Excerpts from a figure dataset:

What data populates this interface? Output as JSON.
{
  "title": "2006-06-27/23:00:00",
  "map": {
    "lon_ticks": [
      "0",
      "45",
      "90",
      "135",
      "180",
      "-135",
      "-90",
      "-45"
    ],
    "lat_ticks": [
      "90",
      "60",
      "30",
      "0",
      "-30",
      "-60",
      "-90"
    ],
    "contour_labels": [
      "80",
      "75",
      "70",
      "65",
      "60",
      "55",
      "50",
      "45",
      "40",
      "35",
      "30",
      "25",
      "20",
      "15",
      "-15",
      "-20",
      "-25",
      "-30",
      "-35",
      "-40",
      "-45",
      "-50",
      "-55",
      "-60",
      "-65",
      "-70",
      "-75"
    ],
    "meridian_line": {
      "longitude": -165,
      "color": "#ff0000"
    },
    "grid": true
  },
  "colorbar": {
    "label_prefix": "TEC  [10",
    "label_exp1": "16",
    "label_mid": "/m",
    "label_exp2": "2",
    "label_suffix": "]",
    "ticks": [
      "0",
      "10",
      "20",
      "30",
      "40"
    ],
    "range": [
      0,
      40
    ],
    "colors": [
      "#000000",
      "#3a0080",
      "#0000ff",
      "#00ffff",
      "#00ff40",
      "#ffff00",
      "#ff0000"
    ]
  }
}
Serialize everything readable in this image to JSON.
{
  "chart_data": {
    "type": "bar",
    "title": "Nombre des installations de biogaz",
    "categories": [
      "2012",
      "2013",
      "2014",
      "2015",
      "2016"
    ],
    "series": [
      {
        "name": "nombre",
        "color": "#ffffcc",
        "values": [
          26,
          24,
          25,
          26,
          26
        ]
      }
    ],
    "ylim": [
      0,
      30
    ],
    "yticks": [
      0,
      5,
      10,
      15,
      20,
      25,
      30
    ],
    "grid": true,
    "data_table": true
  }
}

== Stated task ==
From the material, report only how many lines include the word "this".

== The result ==
2